### PROBLEM DETAILS
Copy every line of the entries that includes the word "ABOUT".

### SUPPLIED INFORMATION
○ ○ ○
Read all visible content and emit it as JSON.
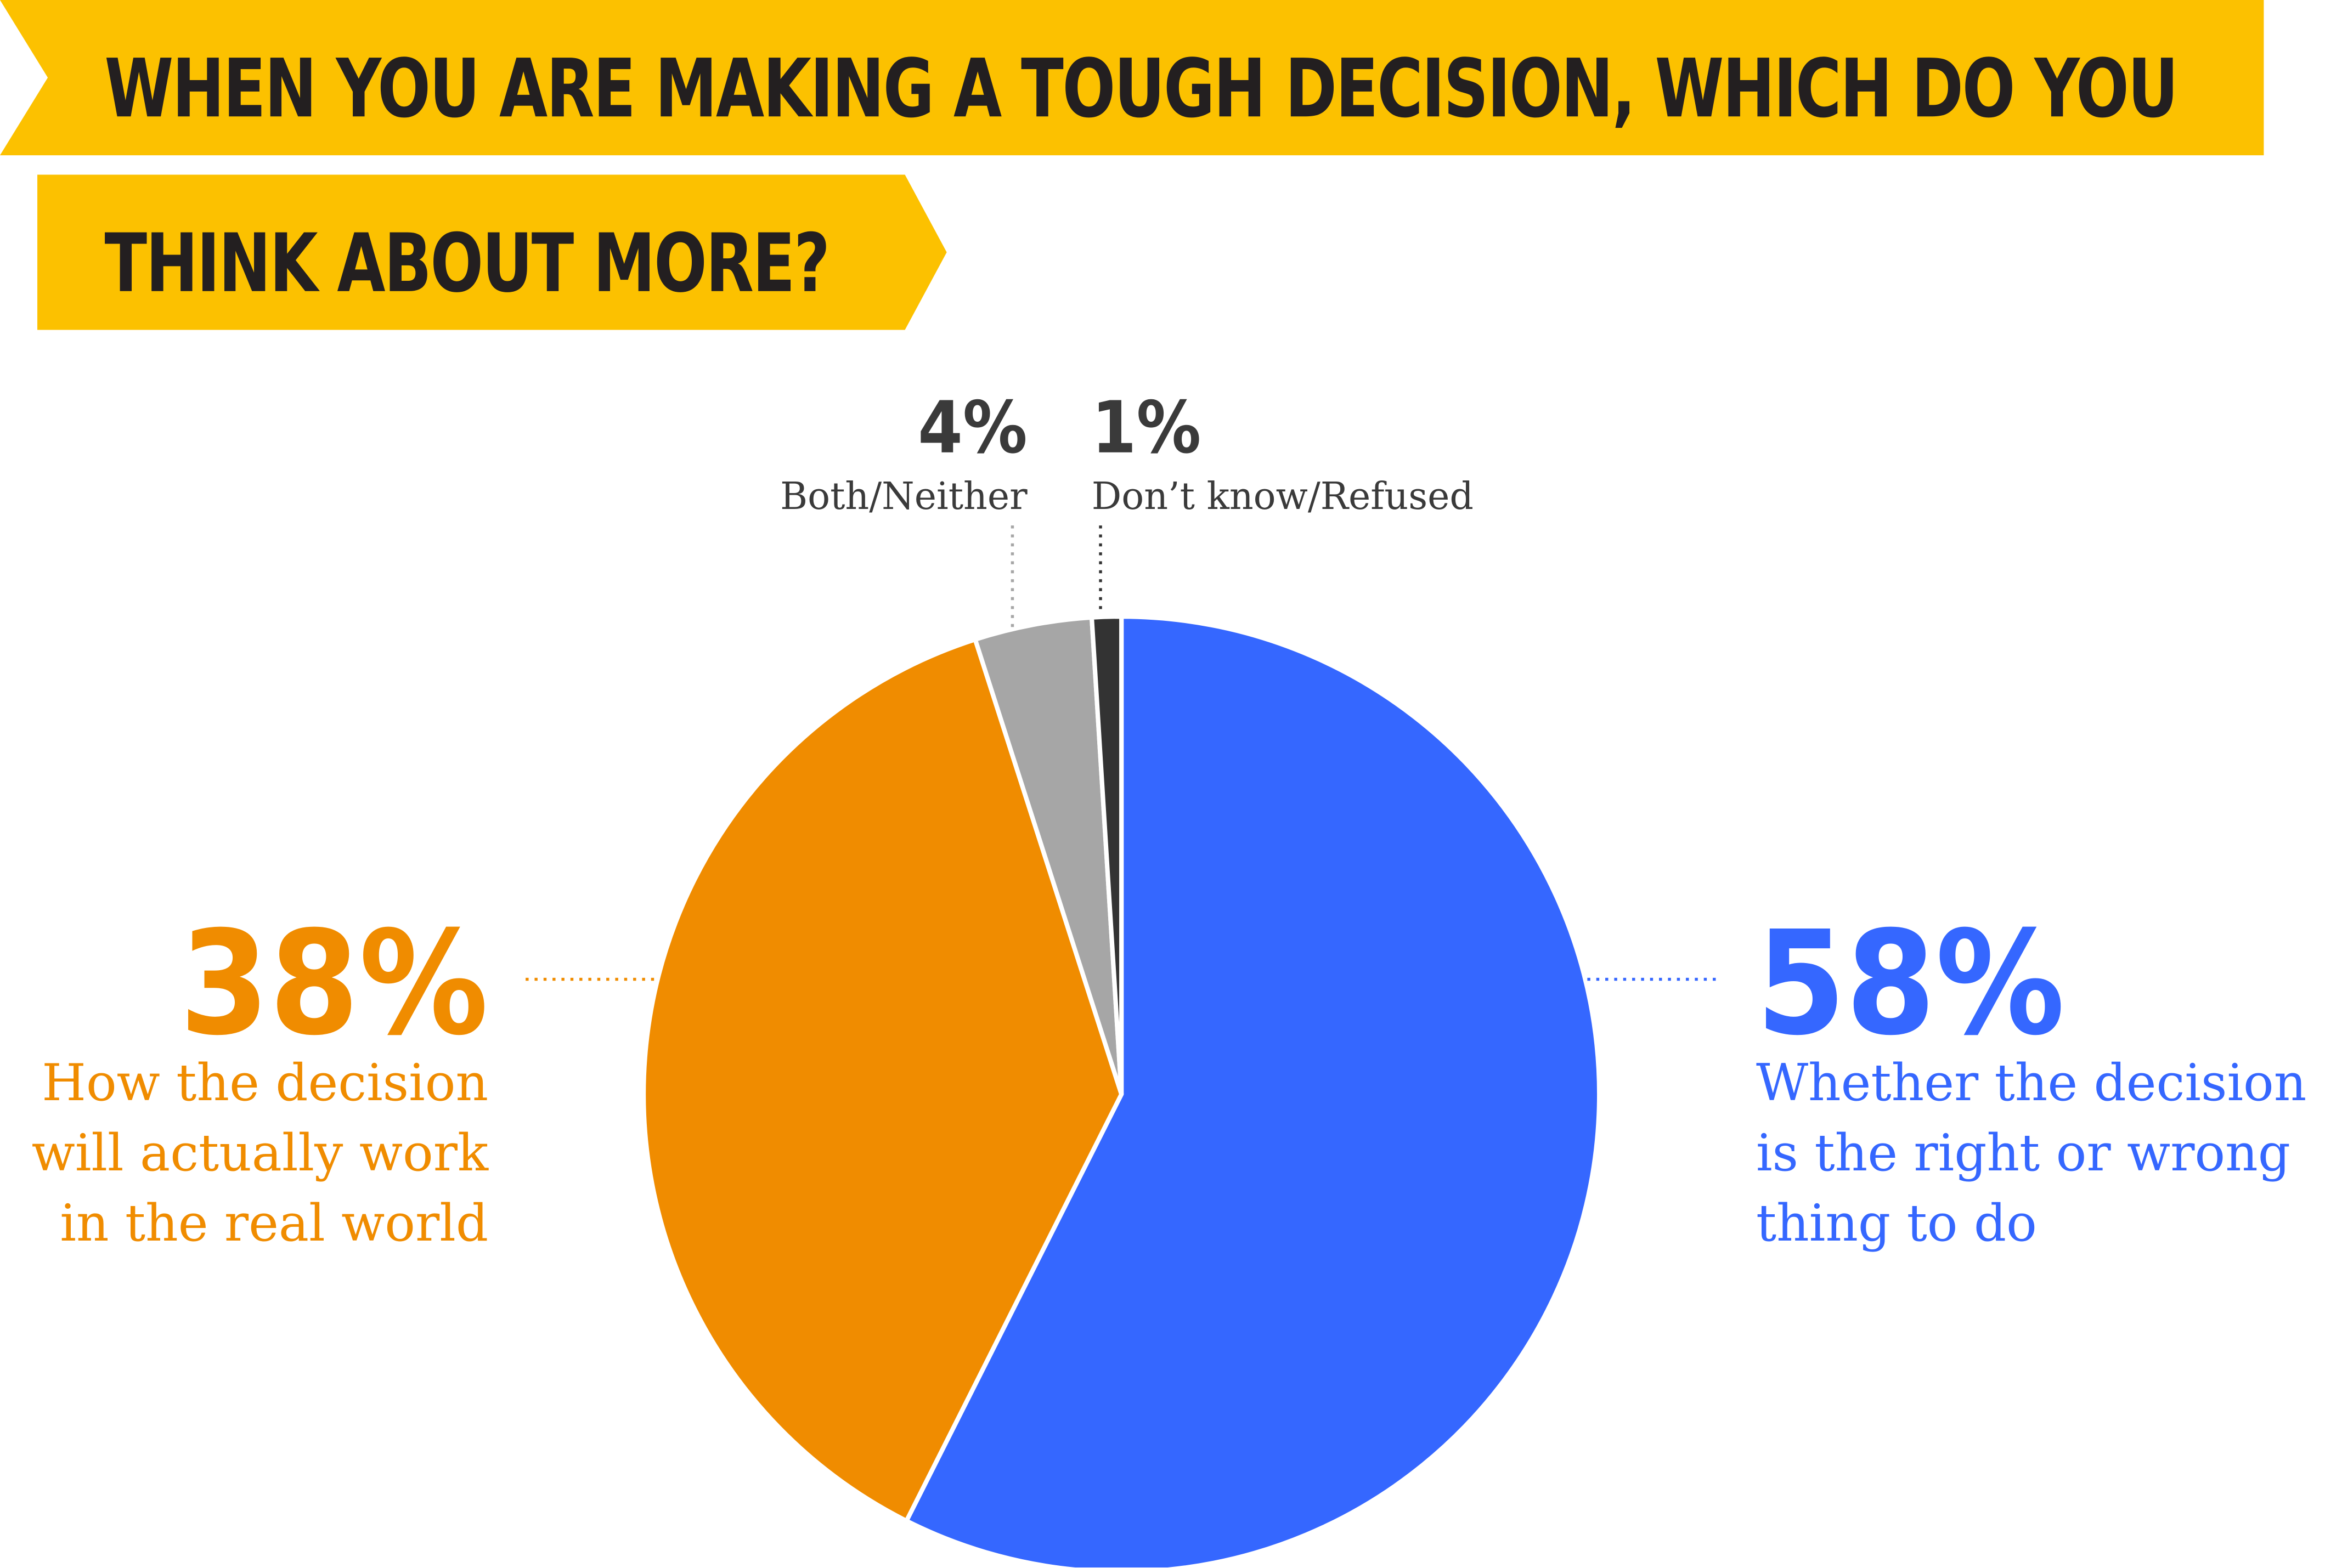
{
  "title": {
    "line1": "WHEN YOU ARE MAKING A TOUGH DECISION, WHICH DO YOU",
    "line2": "THINK ABOUT MORE?"
  },
  "colors": {
    "banner": "#fcc100",
    "title_text": "#231f20",
    "blue": "#3567ff",
    "orange": "#f08c00",
    "gray": "#a6a6a6",
    "dark": "#333333",
    "label_dark": "#3a3a3a"
  },
  "chart_data": {
    "type": "pie",
    "title": "WHEN YOU ARE MAKING A TOUGH DECISION, WHICH DO YOU THINK ABOUT MORE?",
    "start": "12 o'clock, clockwise",
    "slices": [
      {
        "key": "right_wrong",
        "value": 58,
        "pct_label": "58%",
        "label": "Whether the decision is the right or wrong thing to do",
        "color": "#3567ff"
      },
      {
        "key": "real_world",
        "value": 38,
        "pct_label": "38%",
        "label": "How the decision will actually work in the real world",
        "color": "#f08c00"
      },
      {
        "key": "both_neither",
        "value": 4,
        "pct_label": "4%",
        "label": "Both/Neither",
        "color": "#a6a6a6"
      },
      {
        "key": "dont_know",
        "value": 1,
        "pct_label": "1%",
        "label": "Don’t know/Refused",
        "color": "#333333"
      }
    ]
  },
  "labels": {
    "right_wrong": {
      "pct": "58%",
      "lines": [
        "Whether the decision",
        "is the right or wrong",
        "thing to do"
      ]
    },
    "real_world": {
      "pct": "38%",
      "lines": [
        "How the decision",
        "will actually work",
        "in the real world"
      ]
    },
    "both_neither": {
      "pct": "4%",
      "text": "Both/Neither"
    },
    "dont_know": {
      "pct": "1%",
      "text": "Don’t know/Refused"
    }
  }
}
○ ○ ○
### COMPLETE RESPONSE
    "line2": "THINK ABOUT MORE?"
    "title": "WHEN YOU ARE MAKING A TOUGH DECISION, WHICH DO YOU THINK ABOUT MORE?",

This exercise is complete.